(Dataset items)
════
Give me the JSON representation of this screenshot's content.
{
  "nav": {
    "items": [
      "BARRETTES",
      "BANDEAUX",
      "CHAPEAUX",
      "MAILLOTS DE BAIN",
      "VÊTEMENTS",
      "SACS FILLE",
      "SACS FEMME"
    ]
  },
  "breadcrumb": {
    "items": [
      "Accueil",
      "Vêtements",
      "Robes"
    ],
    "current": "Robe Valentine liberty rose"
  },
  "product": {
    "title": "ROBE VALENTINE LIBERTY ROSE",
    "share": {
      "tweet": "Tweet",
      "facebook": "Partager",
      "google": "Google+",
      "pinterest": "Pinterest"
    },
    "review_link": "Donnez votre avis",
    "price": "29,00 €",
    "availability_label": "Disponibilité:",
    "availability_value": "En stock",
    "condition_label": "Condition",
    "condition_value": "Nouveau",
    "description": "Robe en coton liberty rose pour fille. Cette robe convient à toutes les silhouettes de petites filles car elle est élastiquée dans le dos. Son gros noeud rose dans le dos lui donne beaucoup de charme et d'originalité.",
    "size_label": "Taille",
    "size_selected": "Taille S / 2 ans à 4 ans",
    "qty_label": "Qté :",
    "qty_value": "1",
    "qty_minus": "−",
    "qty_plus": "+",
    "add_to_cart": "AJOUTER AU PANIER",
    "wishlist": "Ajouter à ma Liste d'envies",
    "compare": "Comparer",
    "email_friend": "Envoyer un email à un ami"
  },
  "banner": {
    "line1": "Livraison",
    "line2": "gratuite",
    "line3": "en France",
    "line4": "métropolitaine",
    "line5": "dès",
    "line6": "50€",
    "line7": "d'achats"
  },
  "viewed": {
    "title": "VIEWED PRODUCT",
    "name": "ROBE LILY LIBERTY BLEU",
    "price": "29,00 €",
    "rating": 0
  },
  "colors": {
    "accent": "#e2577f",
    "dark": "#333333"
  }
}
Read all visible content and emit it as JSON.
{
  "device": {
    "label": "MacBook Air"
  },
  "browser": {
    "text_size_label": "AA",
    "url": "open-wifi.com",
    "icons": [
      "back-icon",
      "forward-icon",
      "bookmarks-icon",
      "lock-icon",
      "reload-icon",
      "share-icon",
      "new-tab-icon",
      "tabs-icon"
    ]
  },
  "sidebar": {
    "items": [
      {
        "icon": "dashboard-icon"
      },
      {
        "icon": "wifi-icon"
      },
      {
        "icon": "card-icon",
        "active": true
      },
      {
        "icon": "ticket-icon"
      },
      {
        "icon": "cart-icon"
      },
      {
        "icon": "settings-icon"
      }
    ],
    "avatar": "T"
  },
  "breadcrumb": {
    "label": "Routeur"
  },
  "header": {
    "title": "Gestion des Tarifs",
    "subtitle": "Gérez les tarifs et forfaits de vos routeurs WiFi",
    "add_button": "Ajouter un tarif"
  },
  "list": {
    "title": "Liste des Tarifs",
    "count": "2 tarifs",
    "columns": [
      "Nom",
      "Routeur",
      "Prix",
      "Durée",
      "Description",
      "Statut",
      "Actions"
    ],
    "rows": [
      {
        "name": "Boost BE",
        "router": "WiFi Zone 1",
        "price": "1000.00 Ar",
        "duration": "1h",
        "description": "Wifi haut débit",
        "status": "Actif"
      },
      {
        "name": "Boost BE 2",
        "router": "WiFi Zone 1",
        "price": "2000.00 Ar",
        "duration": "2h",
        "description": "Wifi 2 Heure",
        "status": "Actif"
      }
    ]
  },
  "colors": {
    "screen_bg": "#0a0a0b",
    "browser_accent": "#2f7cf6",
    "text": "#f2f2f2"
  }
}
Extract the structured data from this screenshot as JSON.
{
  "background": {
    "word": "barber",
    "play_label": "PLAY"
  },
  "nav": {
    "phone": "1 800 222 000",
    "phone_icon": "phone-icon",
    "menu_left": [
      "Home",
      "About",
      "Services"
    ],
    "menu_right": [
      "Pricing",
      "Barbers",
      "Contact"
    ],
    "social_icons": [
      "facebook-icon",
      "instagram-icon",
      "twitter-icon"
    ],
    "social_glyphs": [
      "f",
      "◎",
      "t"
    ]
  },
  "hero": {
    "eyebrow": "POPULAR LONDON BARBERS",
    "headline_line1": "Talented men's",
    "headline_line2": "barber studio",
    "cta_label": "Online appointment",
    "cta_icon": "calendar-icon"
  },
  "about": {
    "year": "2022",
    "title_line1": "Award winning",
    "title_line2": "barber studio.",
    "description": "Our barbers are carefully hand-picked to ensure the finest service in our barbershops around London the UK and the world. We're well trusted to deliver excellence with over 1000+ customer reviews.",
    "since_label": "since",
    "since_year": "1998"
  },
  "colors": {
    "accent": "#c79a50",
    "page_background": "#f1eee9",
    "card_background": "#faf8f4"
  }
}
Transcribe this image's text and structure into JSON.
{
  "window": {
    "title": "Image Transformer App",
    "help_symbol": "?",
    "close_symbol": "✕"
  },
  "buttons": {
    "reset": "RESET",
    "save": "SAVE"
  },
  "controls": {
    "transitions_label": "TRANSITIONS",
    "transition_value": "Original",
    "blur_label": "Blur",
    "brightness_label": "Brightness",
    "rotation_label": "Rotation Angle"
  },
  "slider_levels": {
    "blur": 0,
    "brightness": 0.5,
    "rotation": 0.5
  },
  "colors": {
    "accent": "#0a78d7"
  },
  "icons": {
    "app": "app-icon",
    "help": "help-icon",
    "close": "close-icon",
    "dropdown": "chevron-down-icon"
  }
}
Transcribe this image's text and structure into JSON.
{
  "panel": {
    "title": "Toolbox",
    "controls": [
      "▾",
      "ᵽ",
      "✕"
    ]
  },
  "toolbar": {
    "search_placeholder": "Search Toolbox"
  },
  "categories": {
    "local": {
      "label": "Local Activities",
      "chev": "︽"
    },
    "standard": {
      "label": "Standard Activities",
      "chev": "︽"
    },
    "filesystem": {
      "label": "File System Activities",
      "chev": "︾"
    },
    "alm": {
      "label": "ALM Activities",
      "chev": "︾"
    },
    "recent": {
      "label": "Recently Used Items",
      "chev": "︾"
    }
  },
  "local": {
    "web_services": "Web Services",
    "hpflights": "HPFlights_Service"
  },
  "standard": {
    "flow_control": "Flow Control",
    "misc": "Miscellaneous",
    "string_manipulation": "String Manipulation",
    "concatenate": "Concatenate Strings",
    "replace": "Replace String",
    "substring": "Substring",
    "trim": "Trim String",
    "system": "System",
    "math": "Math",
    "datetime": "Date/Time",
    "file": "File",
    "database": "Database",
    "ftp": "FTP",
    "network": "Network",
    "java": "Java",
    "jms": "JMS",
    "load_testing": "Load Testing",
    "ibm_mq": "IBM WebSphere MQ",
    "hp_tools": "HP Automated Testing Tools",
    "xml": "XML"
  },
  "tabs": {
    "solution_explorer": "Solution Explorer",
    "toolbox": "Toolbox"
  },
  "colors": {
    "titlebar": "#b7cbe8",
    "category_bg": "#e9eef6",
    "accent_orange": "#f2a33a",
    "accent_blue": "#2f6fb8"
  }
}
════
» SET PROBLEM
Take the listing above and set it down exactly.

» COMPLETE ANSWER
Give me the JSON representation of this screenshot's content.
{
  "nav": {
    "items": [
      "BARRETTES",
      "BANDEAUX",
      "CHAPEAUX",
      "MAILLOTS DE BAIN",
      "VÊTEMENTS",
      "SACS FILLE",
      "SACS FEMME"
    ]
  },
  "breadcrumb": {
    "items": [
      "Accueil",
      "Vêtements",
      "Robes"
    ],
    "current": "Robe Valentine liberty rose"
  },
  "product": {
    "title": "ROBE VALENTINE LIBERTY ROSE",
    "share": {
      "tweet": "Tweet",
      "facebook": "Partager",
      "google": "Google+",
      "pinterest": "Pinterest"
    },
    "review_link": "Donnez votre avis",
    "price": "29,00 €",
    "availability_label": "Disponibilité:",
    "availability_value": "En stock",
    "condition_label": "Condition",
    "condition_value": "Nouveau",
    "description": "Robe en coton liberty rose pour fille. Cette robe convient à toutes les silhouettes de petites filles car elle est élastiquée dans le dos. Son gros noeud rose dans le dos lui donne beaucoup de charme et d'originalité.",
    "size_label": "Taille",
    "size_selected": "Taille S / 2 ans à 4 ans",
    "qty_label": "Qté :",
    "qty_value": "1",
    "qty_minus": "−",
    "qty_plus": "+",
    "add_to_cart": "AJOUTER AU PANIER",
    "wishlist": "Ajouter à ma Liste d'envies",
    "compare": "Comparer",
    "email_friend": "Envoyer un email à un ami"
  },
  "banner": {
    "line1": "Livraison",
    "line2": "gratuite",
    "line3": "en France",
    "line4": "métropolitaine",
    "line5": "dès",
    "line6": "50€",
    "line7": "d'achats"
  },
  "viewed": {
    "title": "VIEWED PRODUCT",
    "name": "ROBE LILY LIBERTY BLEU",
    "price": "29,00 €",
    "rating": 0
  },
  "colors": {
    "accent": "#e2577f",
    "dark": "#333333"
  }
}
Read all visible content and emit it as JSON.
{
  "device": {
    "label": "MacBook Air"
  },
  "browser": {
    "text_size_label": "AA",
    "url": "open-wifi.com",
    "icons": [
      "back-icon",
      "forward-icon",
      "bookmarks-icon",
      "lock-icon",
      "reload-icon",
      "share-icon",
      "new-tab-icon",
      "tabs-icon"
    ]
  },
  "sidebar": {
    "items": [
      {
        "icon": "dashboard-icon"
      },
      {
        "icon": "wifi-icon"
      },
      {
        "icon": "card-icon",
        "active": true
      },
      {
        "icon": "ticket-icon"
      },
      {
        "icon": "cart-icon"
      },
      {
        "icon": "settings-icon"
      }
    ],
    "avatar": "T"
  },
  "breadcrumb": {
    "label": "Routeur"
  },
  "header": {
    "title": "Gestion des Tarifs",
    "subtitle": "Gérez les tarifs et forfaits de vos routeurs WiFi",
    "add_button": "Ajouter un tarif"
  },
  "list": {
    "title": "Liste des Tarifs",
    "count": "2 tarifs",
    "columns": [
      "Nom",
      "Routeur",
      "Prix",
      "Durée",
      "Description",
      "Statut",
      "Actions"
    ],
    "rows": [
      {
        "name": "Boost BE",
        "router": "WiFi Zone 1",
        "price": "1000.00 Ar",
        "duration": "1h",
        "description": "Wifi haut débit",
        "status": "Actif"
      },
      {
        "name": "Boost BE 2",
        "router": "WiFi Zone 1",
        "price": "2000.00 Ar",
        "duration": "2h",
        "description": "Wifi 2 Heure",
        "status": "Actif"
      }
    ]
  },
  "colors": {
    "screen_bg": "#0a0a0b",
    "browser_accent": "#2f7cf6",
    "text": "#f2f2f2"
  }
}
Extract the structured data from this screenshot as JSON.
{
  "background": {
    "word": "barber",
    "play_label": "PLAY"
  },
  "nav": {
    "phone": "1 800 222 000",
    "phone_icon": "phone-icon",
    "menu_left": [
      "Home",
      "About",
      "Services"
    ],
    "menu_right": [
      "Pricing",
      "Barbers",
      "Contact"
    ],
    "social_icons": [
      "facebook-icon",
      "instagram-icon",
      "twitter-icon"
    ],
    "social_glyphs": [
      "f",
      "◎",
      "t"
    ]
  },
  "hero": {
    "eyebrow": "POPULAR LONDON BARBERS",
    "headline_line1": "Talented men's",
    "headline_line2": "barber studio",
    "cta_label": "Online appointment",
    "cta_icon": "calendar-icon"
  },
  "about": {
    "year": "2022",
    "title_line1": "Award winning",
    "title_line2": "barber studio.",
    "description": "Our barbers are carefully hand-picked to ensure the finest service in our barbershops around London the UK and the world. We're well trusted to deliver excellence with over 1000+ customer reviews.",
    "since_label": "since",
    "since_year": "1998"
  },
  "colors": {
    "accent": "#c79a50",
    "page_background": "#f1eee9",
    "card_background": "#faf8f4"
  }
}
Transcribe this image's text and structure into JSON.
{
  "window": {
    "title": "Image Transformer App",
    "help_symbol": "?",
    "close_symbol": "✕"
  },
  "buttons": {
    "reset": "RESET",
    "save": "SAVE"
  },
  "controls": {
    "transitions_label": "TRANSITIONS",
    "transition_value": "Original",
    "blur_label": "Blur",
    "brightness_label": "Brightness",
    "rotation_label": "Rotation Angle"
  },
  "slider_levels": {
    "blur": 0,
    "brightness": 0.5,
    "rotation": 0.5
  },
  "colors": {
    "accent": "#0a78d7"
  },
  "icons": {
    "app": "app-icon",
    "help": "help-icon",
    "close": "close-icon",
    "dropdown": "chevron-down-icon"
  }
}
Transcribe this image's text and structure into JSON.
{
  "panel": {
    "title": "Toolbox",
    "controls": [
      "▾",
      "ᵽ",
      "✕"
    ]
  },
  "toolbar": {
    "search_placeholder": "Search Toolbox"
  },
  "categories": {
    "local": {
      "label": "Local Activities",
      "chev": "︽"
    },
    "standard": {
      "label": "Standard Activities",
      "chev": "︽"
    },
    "filesystem": {
      "label": "File System Activities",
      "chev": "︾"
    },
    "alm": {
      "label": "ALM Activities",
      "chev": "︾"
    },
    "recent": {
      "label": "Recently Used Items",
      "chev": "︾"
    }
  },
  "local": {
    "web_services": "Web Services",
    "hpflights": "HPFlights_Service"
  },
  "standard": {
    "flow_control": "Flow Control",
    "misc": "Miscellaneous",
    "string_manipulation": "String Manipulation",
    "concatenate": "Concatenate Strings",
    "replace": "Replace String",
    "substring": "Substring",
    "trim": "Trim String",
    "system": "System",
    "math": "Math",
    "datetime": "Date/Time",
    "file": "File",
    "database": "Database",
    "ftp": "FTP",
    "network": "Network",
    "java": "Java",
    "jms": "JMS",
    "load_testing": "Load Testing",
    "ibm_mq": "IBM WebSphere MQ",
    "hp_tools": "HP Automated Testing Tools",
    "xml": "XML"
  },
  "tabs": {
    "solution_explorer": "Solution Explorer",
    "toolbox": "Toolbox"
  },
  "colors": {
    "titlebar": "#b7cbe8",
    "category_bg": "#e9eef6",
    "accent_orange": "#f2a33a",
    "accent_blue": "#2f6fb8"
  }
}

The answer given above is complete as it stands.